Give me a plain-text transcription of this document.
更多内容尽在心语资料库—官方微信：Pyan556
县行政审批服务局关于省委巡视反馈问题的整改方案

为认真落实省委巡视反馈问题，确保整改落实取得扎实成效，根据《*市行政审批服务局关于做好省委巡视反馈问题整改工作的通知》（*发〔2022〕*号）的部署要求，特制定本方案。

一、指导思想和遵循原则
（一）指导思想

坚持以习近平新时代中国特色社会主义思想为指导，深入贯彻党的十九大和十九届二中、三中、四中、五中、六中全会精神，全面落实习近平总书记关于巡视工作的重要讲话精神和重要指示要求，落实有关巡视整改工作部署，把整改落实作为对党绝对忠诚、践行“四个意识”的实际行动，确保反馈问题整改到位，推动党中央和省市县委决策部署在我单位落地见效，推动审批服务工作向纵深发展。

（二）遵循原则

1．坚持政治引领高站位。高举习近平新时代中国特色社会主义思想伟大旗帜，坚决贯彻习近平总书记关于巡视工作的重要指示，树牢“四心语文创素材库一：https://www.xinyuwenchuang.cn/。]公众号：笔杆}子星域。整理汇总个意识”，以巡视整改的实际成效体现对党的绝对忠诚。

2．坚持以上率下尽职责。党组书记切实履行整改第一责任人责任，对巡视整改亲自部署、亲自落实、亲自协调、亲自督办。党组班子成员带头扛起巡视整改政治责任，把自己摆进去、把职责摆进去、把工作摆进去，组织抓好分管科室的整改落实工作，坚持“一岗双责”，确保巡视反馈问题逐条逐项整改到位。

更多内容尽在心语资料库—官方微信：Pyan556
^^^^^^^^
- [YOUR GOAL]
All the entries above need to be reproduced exactly.

- [FINISHED ANSWER]
Give me a plain-text transcription of this document.
更多内容尽在心语资料库—官方微信：Pyan556
县行政审批服务局关于省委巡视反馈问题的整改方案

为认真落实省委巡视反馈问题，确保整改落实取得扎实成效，根据《*市行政审批服务局关于做好省委巡视反馈问题整改工作的通知》（*发〔2022〕*号）的部署要求，特制定本方案。

一、指导思想和遵循原则
（一）指导思想

坚持以习近平新时代中国特色社会主义思想为指导，深入贯彻党的十九大和十九届二中、三中、四中、五中、六中全会精神，全面落实习近平总书记关于巡视工作的重要讲话精神和重要指示要求，落实有关巡视整改工作部署，把整改落实作为对党绝对忠诚、践行“四个意识”的实际行动，确保反馈问题整改到位，推动党中央和省市县委决策部署在我单位落地见效，推动审批服务工作向纵深发展。

（二）遵循原则

1．坚持政治引领高站位。高举习近平新时代中国特色社会主义思想伟大旗帜，坚决贯彻习近平总书记关于巡视工作的重要指示，树牢“四心语文创素材库一：https://www.xinyuwenchuang.cn/。]公众号：笔杆}子星域。整理汇总个意识”，以巡视整改的实际成效体现对党的绝对忠诚。

2．坚持以上率下尽职责。党组书记切实履行整改第一责任人责任，对巡视整改亲自部署、亲自落实、亲自协调、亲自督办。党组班子成员带头扛起巡视整改政治责任，把自己摆进去、把职责摆进去、把工作摆进去，组织抓好分管科室的整改落实工作，坚持“一岗双责”，确保巡视反馈问题逐条逐项整改到位。

更多内容尽在心语资料库—官方微信：Pyan556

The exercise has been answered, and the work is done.